◆ **Given task**
How many lines in the entries below contain "name"? Answer with the number only.

◆ **Data for the task**
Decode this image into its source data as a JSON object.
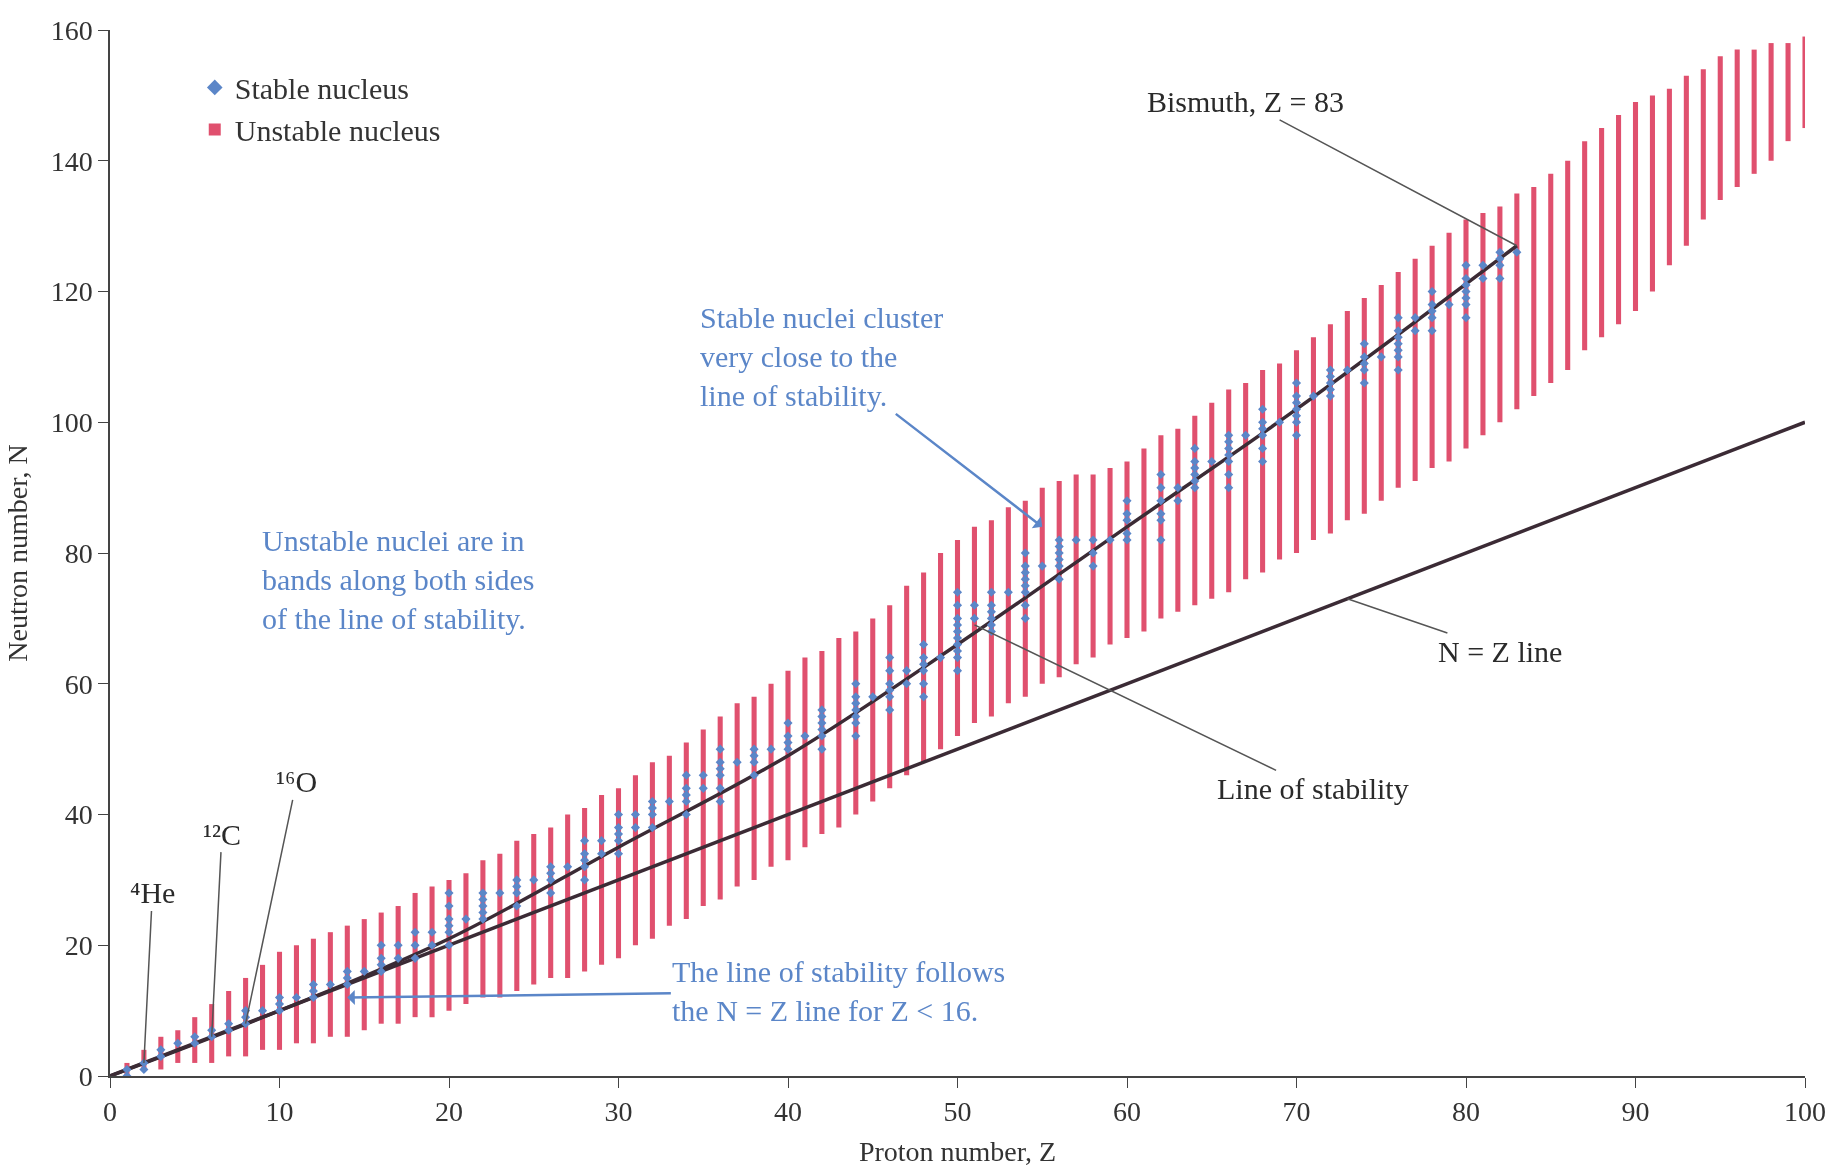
{
  "chart_data": {
    "type": "scatter",
    "xlabel": "Proton number, Z",
    "ylabel": "Neutron number, N",
    "xlim": [
      0,
      100
    ],
    "xticks": [
      0,
      10,
      20,
      30,
      40,
      50,
      60,
      70,
      80,
      90,
      100
    ],
    "ylim": [
      0,
      160
    ],
    "yticks": [
      0,
      20,
      40,
      60,
      80,
      100,
      120,
      140,
      160
    ],
    "legend": "top left",
    "series": [
      {
        "name": "Stable nucleus",
        "marker": "diamond",
        "color": "#5b86c8",
        "x": [
          1,
          1,
          2,
          2,
          3,
          3,
          4,
          5,
          5,
          6,
          6,
          7,
          7,
          8,
          8,
          8,
          9,
          10,
          10,
          10,
          11,
          12,
          12,
          12,
          13,
          14,
          14,
          14,
          15,
          16,
          16,
          16,
          16,
          17,
          17,
          18,
          18,
          18,
          19,
          19,
          20,
          20,
          20,
          20,
          20,
          20,
          21,
          22,
          22,
          22,
          22,
          22,
          23,
          24,
          24,
          24,
          24,
          25,
          26,
          26,
          26,
          26,
          27,
          28,
          28,
          28,
          28,
          28,
          29,
          29,
          30,
          30,
          30,
          30,
          30,
          31,
          31,
          32,
          32,
          32,
          32,
          33,
          34,
          34,
          34,
          34,
          34,
          35,
          35,
          36,
          36,
          36,
          36,
          36,
          36,
          37,
          38,
          38,
          38,
          38,
          39,
          40,
          40,
          40,
          40,
          41,
          42,
          42,
          42,
          42,
          42,
          42,
          44,
          44,
          44,
          44,
          44,
          44,
          44,
          45,
          46,
          46,
          46,
          46,
          46,
          46,
          47,
          47,
          48,
          48,
          48,
          48,
          48,
          48,
          49,
          50,
          50,
          50,
          50,
          50,
          50,
          50,
          50,
          50,
          50,
          51,
          51,
          52,
          52,
          52,
          52,
          52,
          52,
          53,
          54,
          54,
          54,
          54,
          54,
          54,
          54,
          54,
          55,
          56,
          56,
          56,
          56,
          56,
          56,
          57,
          58,
          58,
          58,
          59,
          60,
          60,
          60,
          60,
          60,
          62,
          62,
          62,
          62,
          62,
          62,
          63,
          63,
          64,
          64,
          64,
          64,
          64,
          64,
          65,
          66,
          66,
          66,
          66,
          66,
          66,
          66,
          67,
          68,
          68,
          68,
          68,
          68,
          68,
          69,
          70,
          70,
          70,
          70,
          70,
          70,
          70,
          71,
          72,
          72,
          72,
          72,
          72,
          73,
          74,
          74,
          74,
          74,
          74,
          75,
          76,
          76,
          76,
          76,
          76,
          76,
          76,
          77,
          77,
          78,
          78,
          78,
          78,
          78,
          79,
          80,
          80,
          80,
          80,
          80,
          80,
          80,
          81,
          81,
          82,
          82,
          82,
          82,
          83
        ],
        "values": [
          0,
          1,
          1,
          2,
          3,
          4,
          5,
          5,
          6,
          6,
          7,
          7,
          8,
          8,
          9,
          10,
          10,
          10,
          11,
          12,
          12,
          12,
          13,
          14,
          14,
          14,
          15,
          16,
          16,
          16,
          17,
          18,
          20,
          18,
          20,
          18,
          20,
          22,
          20,
          22,
          20,
          22,
          23,
          24,
          26,
          28,
          24,
          24,
          25,
          26,
          27,
          28,
          28,
          26,
          28,
          29,
          30,
          30,
          28,
          30,
          31,
          32,
          32,
          30,
          32,
          33,
          34,
          36,
          34,
          36,
          34,
          36,
          37,
          38,
          40,
          38,
          40,
          38,
          40,
          41,
          42,
          42,
          40,
          42,
          43,
          44,
          46,
          44,
          46,
          42,
          44,
          46,
          47,
          48,
          50,
          48,
          46,
          48,
          49,
          50,
          50,
          50,
          51,
          52,
          54,
          52,
          50,
          52,
          53,
          54,
          55,
          56,
          52,
          54,
          55,
          56,
          57,
          58,
          60,
          58,
          56,
          58,
          59,
          60,
          62,
          64,
          60,
          62,
          58,
          60,
          62,
          63,
          64,
          66,
          64,
          62,
          64,
          65,
          66,
          67,
          68,
          69,
          70,
          72,
          74,
          70,
          72,
          68,
          69,
          70,
          71,
          72,
          74,
          74,
          70,
          72,
          74,
          75,
          76,
          77,
          78,
          80,
          78,
          76,
          78,
          79,
          80,
          81,
          82,
          82,
          78,
          80,
          82,
          82,
          82,
          83,
          85,
          86,
          88,
          82,
          85,
          86,
          88,
          90,
          92,
          88,
          90,
          90,
          91,
          92,
          93,
          94,
          96,
          94,
          90,
          92,
          94,
          95,
          96,
          97,
          98,
          98,
          94,
          96,
          98,
          99,
          100,
          102,
          100,
          98,
          100,
          101,
          102,
          103,
          104,
          106,
          104,
          104,
          105,
          106,
          107,
          108,
          108,
          106,
          108,
          109,
          110,
          112,
          110,
          108,
          110,
          111,
          112,
          113,
          114,
          116,
          114,
          116,
          114,
          116,
          117,
          118,
          120,
          118,
          116,
          118,
          119,
          120,
          121,
          122,
          124,
          122,
          124,
          122,
          124,
          125,
          126,
          126
        ]
      },
      {
        "name": "Unstable nucleus",
        "type": "bar",
        "color": "#e0506e",
        "x": [
          1,
          2,
          3,
          4,
          5,
          6,
          7,
          8,
          9,
          10,
          11,
          12,
          13,
          14,
          15,
          16,
          17,
          18,
          19,
          20,
          21,
          22,
          23,
          24,
          25,
          26,
          27,
          28,
          29,
          30,
          31,
          32,
          33,
          34,
          35,
          36,
          37,
          38,
          39,
          40,
          41,
          42,
          43,
          44,
          45,
          46,
          47,
          48,
          49,
          50,
          51,
          52,
          53,
          54,
          55,
          56,
          57,
          58,
          59,
          60,
          61,
          62,
          63,
          64,
          65,
          66,
          67,
          68,
          69,
          70,
          71,
          72,
          73,
          74,
          75,
          76,
          77,
          78,
          79,
          80,
          81,
          82,
          83,
          84,
          85,
          86,
          87,
          88,
          89,
          90,
          91,
          92,
          93,
          94,
          95,
          96,
          97,
          98,
          99,
          100
        ],
        "base": [
          0,
          1,
          1,
          2,
          2,
          2,
          3,
          3,
          4,
          4,
          5,
          5,
          6,
          6,
          7,
          8,
          8,
          9,
          9,
          10,
          11,
          12,
          12,
          13,
          14,
          15,
          15,
          16,
          17,
          18,
          20,
          21,
          23,
          24,
          26,
          27,
          29,
          30,
          32,
          33,
          35,
          37,
          38,
          40,
          42,
          44,
          46,
          48,
          50,
          52,
          54,
          55,
          57,
          58,
          60,
          61,
          63,
          64,
          66,
          67,
          68,
          70,
          71,
          72,
          73,
          74,
          76,
          77,
          79,
          80,
          82,
          83,
          85,
          86,
          88,
          90,
          91,
          93,
          94,
          96,
          98,
          100,
          102,
          104,
          106,
          108,
          111,
          113,
          115,
          117,
          120,
          124,
          127,
          131,
          134,
          136,
          138,
          140,
          143,
          145
        ],
        "values": [
          2,
          3,
          5,
          5,
          7,
          9,
          10,
          12,
          13,
          15,
          15,
          16,
          16,
          17,
          17,
          17,
          18,
          19,
          20,
          20,
          20,
          21,
          22,
          23,
          23,
          23,
          25,
          25,
          26,
          26,
          26,
          27,
          26,
          27,
          27,
          28,
          28,
          28,
          28,
          29,
          29,
          28,
          29,
          28,
          28,
          28,
          29,
          29,
          30,
          30,
          30,
          30,
          30,
          30,
          30,
          30,
          29,
          28,
          27,
          27,
          28,
          28,
          28,
          29,
          30,
          31,
          30,
          31,
          30,
          31,
          31,
          32,
          32,
          33,
          33,
          33,
          34,
          34,
          35,
          35,
          34,
          33,
          33,
          32,
          32,
          32,
          32,
          32,
          32,
          32,
          30,
          27,
          26,
          23,
          22,
          21,
          19,
          18,
          15,
          14
        ]
      },
      {
        "type": "line",
        "color": "#3b2b35",
        "x": [
          0,
          10,
          20,
          30,
          40,
          50,
          60,
          70,
          83
        ],
        "values": [
          0,
          10,
          21,
          35,
          49,
          66,
          84,
          102,
          127
        ]
      },
      {
        "type": "line",
        "color": "#3b2b35",
        "x": [
          0,
          100
        ],
        "values": [
          0,
          100
        ]
      }
    ],
    "annotations": [
      {
        "text": "Bismuth, Z = 83",
        "x": 83,
        "y": 127
      },
      {
        "text": "Stable nuclei cluster\nvery close to the\nline of stability.",
        "x": 55,
        "y": 84
      },
      "Unstable nuclei are in\nbands along both sides\nof the line of stability.",
      {
        "text": "The line of stability follows\nthe N = Z line for Z < 16.",
        "x": 14,
        "y": 12
      },
      {
        "text": "N = Z line",
        "x": 73,
        "y": 73
      },
      {
        "text": "Line of stability",
        "x": 51,
        "y": 69
      },
      {
        "text": "⁴He",
        "x": 2,
        "y": 2
      },
      {
        "text": "¹²C",
        "x": 6,
        "y": 6
      },
      {
        "text": "¹⁶O",
        "x": 8,
        "y": 8
      }
    ]
  }
}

◆ **Exercise result**
2